> [DOCUMENT SEGMENT]:

Bruckner attended the third performance of Tristan und Isolde in Munich on 19 June 1865. The visit also provided him with an opportunity to meet not only Wagner, whom he revered above all others as the “Meister”, but also the conductor Hans von Bulow, who expressed an interest in seeing the completed movements of his First Symphony in C minor, on which he was currently working. Bruckner had waited for a long time to broach the symphony – the first to which he deigned to give a number. By the mid−1860s he was well established in his position as organist at Linz Cathedral and had already completed several choral works and a “Study Symphony” in F minor. (The D minor Symphony that later became known as his “Nullte” – No. 0 – postdates the First.) Despite this, Bruckner continued to have lessons in counterpoint with Simon Sechter and in orchestration with Otto Kitzler, the Kapellmeister at the theatre in Linz. It was Kitzler who introduced him to the music of Wagner. All of these influences found their way into Bruckner’s First Symphony, which the now forty-year-old composer began in January 1865 in a spirit of newfound confidence.

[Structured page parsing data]
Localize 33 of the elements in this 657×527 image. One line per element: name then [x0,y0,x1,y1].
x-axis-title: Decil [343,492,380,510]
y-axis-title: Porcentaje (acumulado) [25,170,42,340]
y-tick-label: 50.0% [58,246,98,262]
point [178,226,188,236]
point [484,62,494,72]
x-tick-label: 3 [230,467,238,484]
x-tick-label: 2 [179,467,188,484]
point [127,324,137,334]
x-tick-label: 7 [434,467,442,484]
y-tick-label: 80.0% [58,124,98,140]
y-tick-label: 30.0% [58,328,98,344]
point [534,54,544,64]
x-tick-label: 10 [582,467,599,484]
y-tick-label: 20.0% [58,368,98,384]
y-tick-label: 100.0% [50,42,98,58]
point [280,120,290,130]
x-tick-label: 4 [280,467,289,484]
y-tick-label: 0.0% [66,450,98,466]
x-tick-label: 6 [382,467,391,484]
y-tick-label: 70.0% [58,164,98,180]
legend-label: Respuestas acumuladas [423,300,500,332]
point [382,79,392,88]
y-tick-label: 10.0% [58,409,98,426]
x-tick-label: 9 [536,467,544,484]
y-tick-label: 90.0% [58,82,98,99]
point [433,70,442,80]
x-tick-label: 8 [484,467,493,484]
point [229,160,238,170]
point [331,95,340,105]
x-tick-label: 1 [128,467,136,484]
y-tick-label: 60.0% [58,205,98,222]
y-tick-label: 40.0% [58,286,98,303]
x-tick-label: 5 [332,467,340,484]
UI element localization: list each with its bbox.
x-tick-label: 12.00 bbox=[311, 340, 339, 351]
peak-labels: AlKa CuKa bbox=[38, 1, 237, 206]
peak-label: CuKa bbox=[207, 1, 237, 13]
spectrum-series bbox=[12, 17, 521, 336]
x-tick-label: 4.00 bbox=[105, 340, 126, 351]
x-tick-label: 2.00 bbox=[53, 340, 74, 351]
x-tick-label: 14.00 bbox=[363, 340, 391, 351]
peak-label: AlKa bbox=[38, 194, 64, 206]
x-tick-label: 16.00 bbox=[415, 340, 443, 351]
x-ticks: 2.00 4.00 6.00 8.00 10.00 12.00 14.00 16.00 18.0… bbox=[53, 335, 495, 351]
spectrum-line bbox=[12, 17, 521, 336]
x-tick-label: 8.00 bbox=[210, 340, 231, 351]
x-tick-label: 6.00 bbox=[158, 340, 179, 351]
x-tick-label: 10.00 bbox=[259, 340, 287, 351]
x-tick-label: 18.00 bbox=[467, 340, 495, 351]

> [TASK REQUIREMENTS]:
(1) List every person other than Bruckner who is named in the Bruckner passage.
(2) Continue the passage on Bruckner's First Symphony from the point where it stops.

> [ANSWERS TO THE PROBLEMS]:
(1) Wagner, Hans von Bulow, Simon Sechter, Otto Kitzler

(2)
The sense of a new departure is already clear from the symphony’s opening bars, where we find not the “primeval mists” that were later to become a regular feature of Bruckner’s symphonies but a vigorous march theme that looks forward to Mahler’s Sixth. There follows a plethora of motifs and ideas – almost too many for a single symphony – but it is the third theme that proves the most arresting: a powerful trombone theme with a string accompaniment that recalls the Pilgrims’ Chorus from Wagner’s Tannhäuser. The Adagio impresses by dint of its shifting harmonies and hymn-like melodic writing, the Scherzo by virtue of its unbridled Rossinian drive. The “fiery” final movement is characterized by Bruckner’s already well-developed contrapuntal abilities. Here massive brass chords clash with delightful writing for the strings, while the harmonic argument leads ultimately to a bright C major.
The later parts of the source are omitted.